___ Records for this exercise ___
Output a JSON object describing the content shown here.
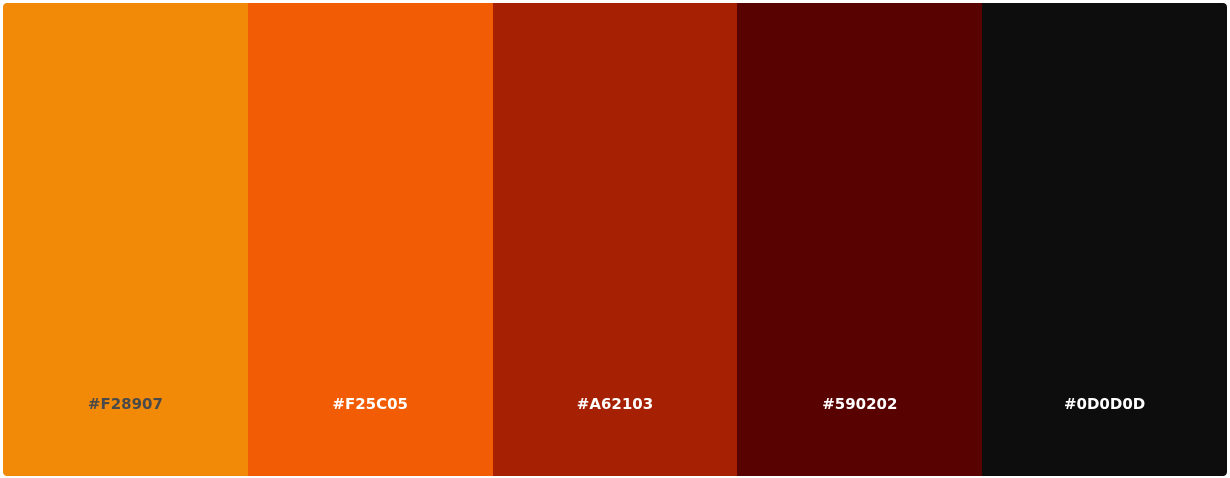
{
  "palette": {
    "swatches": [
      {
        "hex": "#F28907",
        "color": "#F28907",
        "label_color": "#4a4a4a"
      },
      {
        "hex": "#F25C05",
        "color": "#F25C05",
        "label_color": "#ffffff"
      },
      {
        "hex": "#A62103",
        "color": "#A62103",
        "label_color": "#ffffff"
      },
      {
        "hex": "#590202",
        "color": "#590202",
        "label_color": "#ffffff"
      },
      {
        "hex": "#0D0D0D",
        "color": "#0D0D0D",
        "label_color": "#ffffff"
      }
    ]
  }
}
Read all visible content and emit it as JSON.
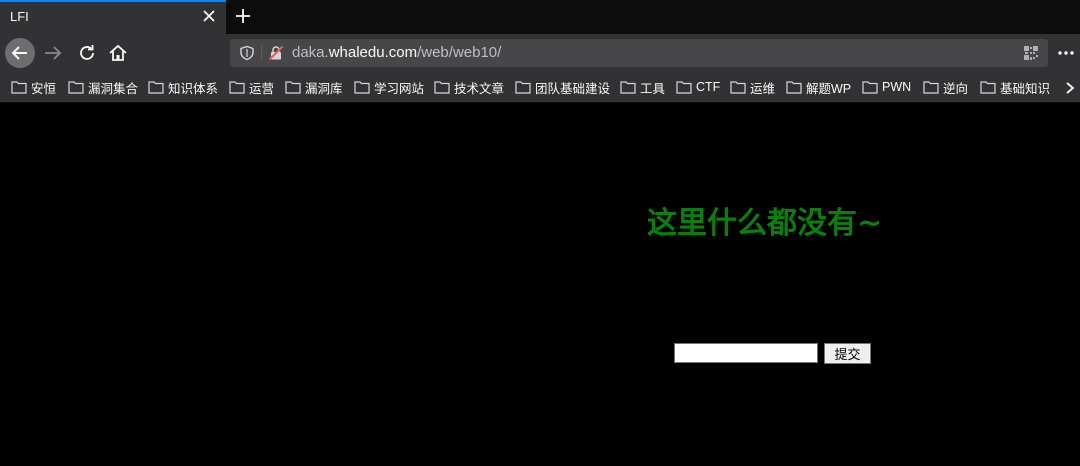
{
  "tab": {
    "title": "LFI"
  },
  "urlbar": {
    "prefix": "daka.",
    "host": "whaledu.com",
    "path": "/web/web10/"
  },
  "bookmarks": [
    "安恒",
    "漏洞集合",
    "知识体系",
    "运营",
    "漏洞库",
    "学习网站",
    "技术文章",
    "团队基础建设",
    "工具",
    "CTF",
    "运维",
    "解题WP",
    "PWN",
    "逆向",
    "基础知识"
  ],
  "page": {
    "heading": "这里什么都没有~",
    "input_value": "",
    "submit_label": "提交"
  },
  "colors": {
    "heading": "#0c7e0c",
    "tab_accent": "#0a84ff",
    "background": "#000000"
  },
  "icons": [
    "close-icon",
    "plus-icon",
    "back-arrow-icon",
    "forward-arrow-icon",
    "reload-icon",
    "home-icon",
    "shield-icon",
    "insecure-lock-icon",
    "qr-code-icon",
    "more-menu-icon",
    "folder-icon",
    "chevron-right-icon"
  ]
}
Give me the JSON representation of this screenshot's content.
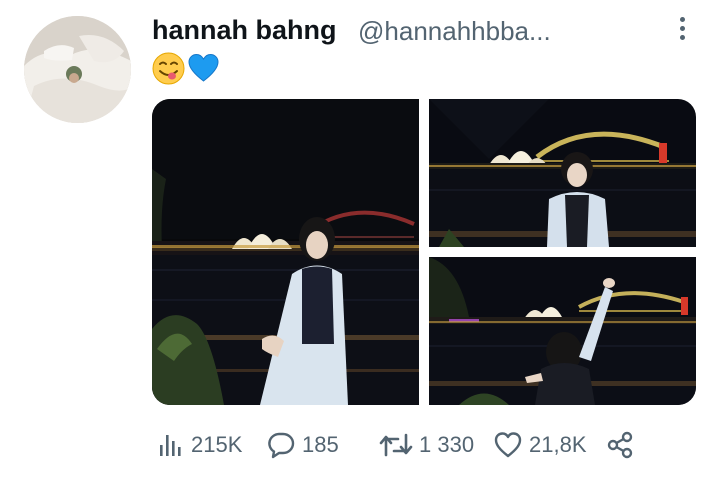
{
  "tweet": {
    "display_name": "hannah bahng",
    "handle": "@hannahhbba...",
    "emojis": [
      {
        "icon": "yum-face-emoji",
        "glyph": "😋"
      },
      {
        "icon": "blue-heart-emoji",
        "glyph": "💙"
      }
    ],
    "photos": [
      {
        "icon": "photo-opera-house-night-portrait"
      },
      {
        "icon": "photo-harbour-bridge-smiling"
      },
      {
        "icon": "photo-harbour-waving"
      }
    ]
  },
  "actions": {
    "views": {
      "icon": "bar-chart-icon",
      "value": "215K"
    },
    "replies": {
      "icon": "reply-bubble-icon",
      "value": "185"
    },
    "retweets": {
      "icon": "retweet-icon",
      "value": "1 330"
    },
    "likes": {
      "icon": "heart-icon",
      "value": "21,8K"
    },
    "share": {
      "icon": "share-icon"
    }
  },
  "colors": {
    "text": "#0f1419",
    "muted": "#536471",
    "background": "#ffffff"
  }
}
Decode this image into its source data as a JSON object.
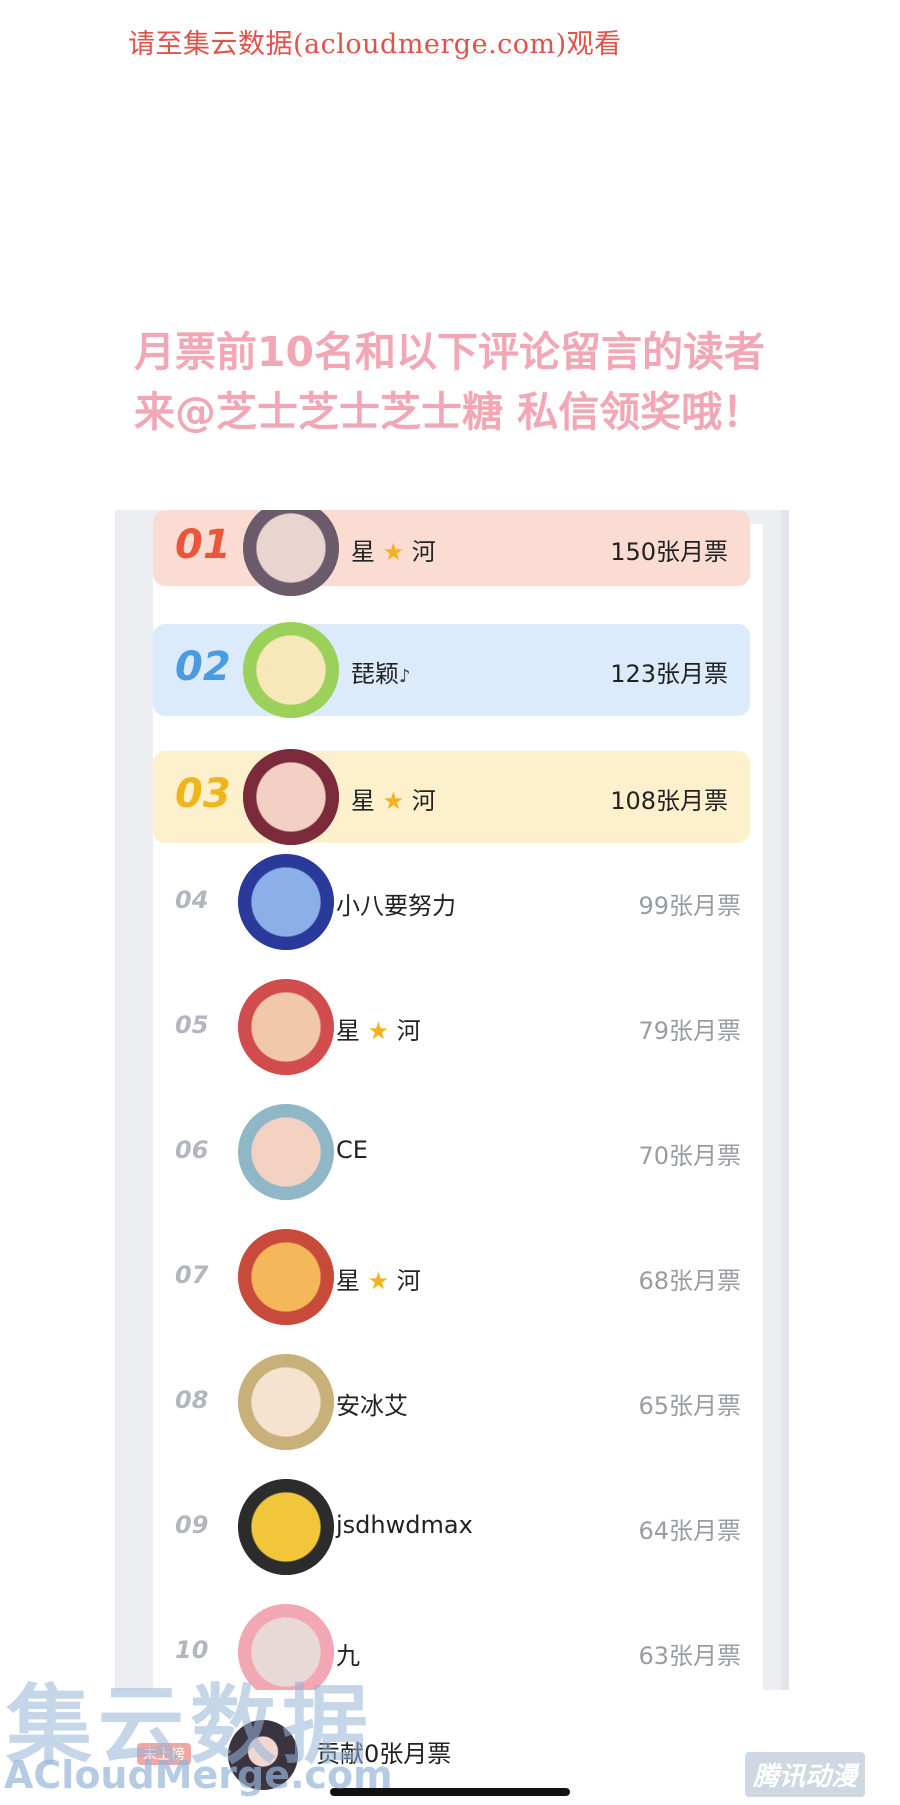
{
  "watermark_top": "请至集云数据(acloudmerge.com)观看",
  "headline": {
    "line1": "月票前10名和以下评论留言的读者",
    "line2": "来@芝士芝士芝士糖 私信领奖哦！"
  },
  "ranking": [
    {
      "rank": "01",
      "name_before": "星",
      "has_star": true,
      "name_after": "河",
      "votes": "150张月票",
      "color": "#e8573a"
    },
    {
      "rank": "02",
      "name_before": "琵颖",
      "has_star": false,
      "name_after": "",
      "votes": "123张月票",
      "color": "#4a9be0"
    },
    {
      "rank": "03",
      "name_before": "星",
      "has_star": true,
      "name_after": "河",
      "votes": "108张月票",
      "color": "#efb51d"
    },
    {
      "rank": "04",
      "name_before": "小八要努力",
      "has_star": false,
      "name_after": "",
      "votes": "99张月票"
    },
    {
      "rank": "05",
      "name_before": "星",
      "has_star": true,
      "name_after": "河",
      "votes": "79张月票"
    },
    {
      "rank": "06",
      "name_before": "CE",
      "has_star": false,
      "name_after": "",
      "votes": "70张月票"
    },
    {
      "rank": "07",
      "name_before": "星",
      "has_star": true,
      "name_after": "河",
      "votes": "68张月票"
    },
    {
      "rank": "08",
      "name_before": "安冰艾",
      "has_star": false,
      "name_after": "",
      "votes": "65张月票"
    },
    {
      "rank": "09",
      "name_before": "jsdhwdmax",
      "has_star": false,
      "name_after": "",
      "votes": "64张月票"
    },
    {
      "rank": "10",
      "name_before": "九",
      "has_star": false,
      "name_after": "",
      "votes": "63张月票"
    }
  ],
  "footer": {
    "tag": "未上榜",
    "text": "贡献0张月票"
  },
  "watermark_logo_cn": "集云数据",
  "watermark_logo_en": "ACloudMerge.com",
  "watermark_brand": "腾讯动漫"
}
___
◆ Task directions: Generate a word-for-word copy of the preceding records, excluding all pictures.

◆ Task answer:
Output a JSON object describing the content shown here.
{
  "palette": {
    "swatches": [
      {
        "hex": "#F28907",
        "color": "#F28907",
        "label_color": "#4a4a4a"
      },
      {
        "hex": "#F25C05",
        "color": "#F25C05",
        "label_color": "#ffffff"
      },
      {
        "hex": "#A62103",
        "color": "#A62103",
        "label_color": "#ffffff"
      },
      {
        "hex": "#590202",
        "color": "#590202",
        "label_color": "#ffffff"
      },
      {
        "hex": "#0D0D0D",
        "color": "#0D0D0D",
        "label_color": "#ffffff"
      }
    ]
  }
}
Read all visible content and emit it as JSON.
{
  "tab": {
    "title": "LFI"
  },
  "urlbar": {
    "prefix": "daka.",
    "host": "whaledu.com",
    "path": "/web/web10/"
  },
  "bookmarks": [
    "安恒",
    "漏洞集合",
    "知识体系",
    "运营",
    "漏洞库",
    "学习网站",
    "技术文章",
    "团队基础建设",
    "工具",
    "CTF",
    "运维",
    "解题WP",
    "PWN",
    "逆向",
    "基础知识"
  ],
  "page": {
    "heading": "这里什么都没有~",
    "input_value": "",
    "submit_label": "提交"
  },
  "colors": {
    "heading": "#0c7e0c",
    "tab_accent": "#0a84ff",
    "background": "#000000"
  },
  "icons": [
    "close-icon",
    "plus-icon",
    "back-arrow-icon",
    "forward-arrow-icon",
    "reload-icon",
    "home-icon",
    "shield-icon",
    "insecure-lock-icon",
    "qr-code-icon",
    "more-menu-icon",
    "folder-icon",
    "chevron-right-icon"
  ]
}
Give me the JSON representation of this screenshot's content.
{
  "tweet": {
    "display_name": "hannah bahng",
    "handle": "@hannahhbba...",
    "emojis": [
      {
        "icon": "yum-face-emoji",
        "glyph": "😋"
      },
      {
        "icon": "blue-heart-emoji",
        "glyph": "💙"
      }
    ],
    "photos": [
      {
        "icon": "photo-opera-house-night-portrait"
      },
      {
        "icon": "photo-harbour-bridge-smiling"
      },
      {
        "icon": "photo-harbour-waving"
      }
    ]
  },
  "actions": {
    "views": {
      "icon": "bar-chart-icon",
      "value": "215K"
    },
    "replies": {
      "icon": "reply-bubble-icon",
      "value": "185"
    },
    "retweets": {
      "icon": "retweet-icon",
      "value": "1 330"
    },
    "likes": {
      "icon": "heart-icon",
      "value": "21,8K"
    },
    "share": {
      "icon": "share-icon"
    }
  },
  "colors": {
    "text": "#0f1419",
    "muted": "#536471",
    "background": "#ffffff"
  }
}
Decode this image into its source data as a JSON object.
{
  "watermark_top": "请至集云数据(acloudmerge.com)观看",
  "headline": {
    "line1": "月票前10名和以下评论留言的读者",
    "line2": "来@芝士芝士芝士糖 私信领奖哦！"
  },
  "ranking": [
    {
      "rank": "01",
      "name_before": "星",
      "has_star": true,
      "name_after": "河",
      "votes": "150张月票",
      "color": "#e8573a"
    },
    {
      "rank": "02",
      "name_before": "琵颖",
      "has_star": false,
      "name_after": "",
      "votes": "123张月票",
      "color": "#4a9be0"
    },
    {
      "rank": "03",
      "name_before": "星",
      "has_star": true,
      "name_after": "河",
      "votes": "108张月票",
      "color": "#efb51d"
    },
    {
      "rank": "04",
      "name_before": "小八要努力",
      "has_star": false,
      "name_after": "",
      "votes": "99张月票"
    },
    {
      "rank": "05",
      "name_before": "星",
      "has_star": true,
      "name_after": "河",
      "votes": "79张月票"
    },
    {
      "rank": "06",
      "name_before": "CE",
      "has_star": false,
      "name_after": "",
      "votes": "70张月票"
    },
    {
      "rank": "07",
      "name_before": "星",
      "has_star": true,
      "name_after": "河",
      "votes": "68张月票"
    },
    {
      "rank": "08",
      "name_before": "安冰艾",
      "has_star": false,
      "name_after": "",
      "votes": "65张月票"
    },
    {
      "rank": "09",
      "name_before": "jsdhwdmax",
      "has_star": false,
      "name_after": "",
      "votes": "64张月票"
    },
    {
      "rank": "10",
      "name_before": "九",
      "has_star": false,
      "name_after": "",
      "votes": "63张月票"
    }
  ],
  "footer": {
    "tag": "未上榜",
    "text": "贡献0张月票"
  },
  "watermark_logo_cn": "集云数据",
  "watermark_logo_en": "ACloudMerge.com",
  "watermark_brand": "腾讯动漫"
}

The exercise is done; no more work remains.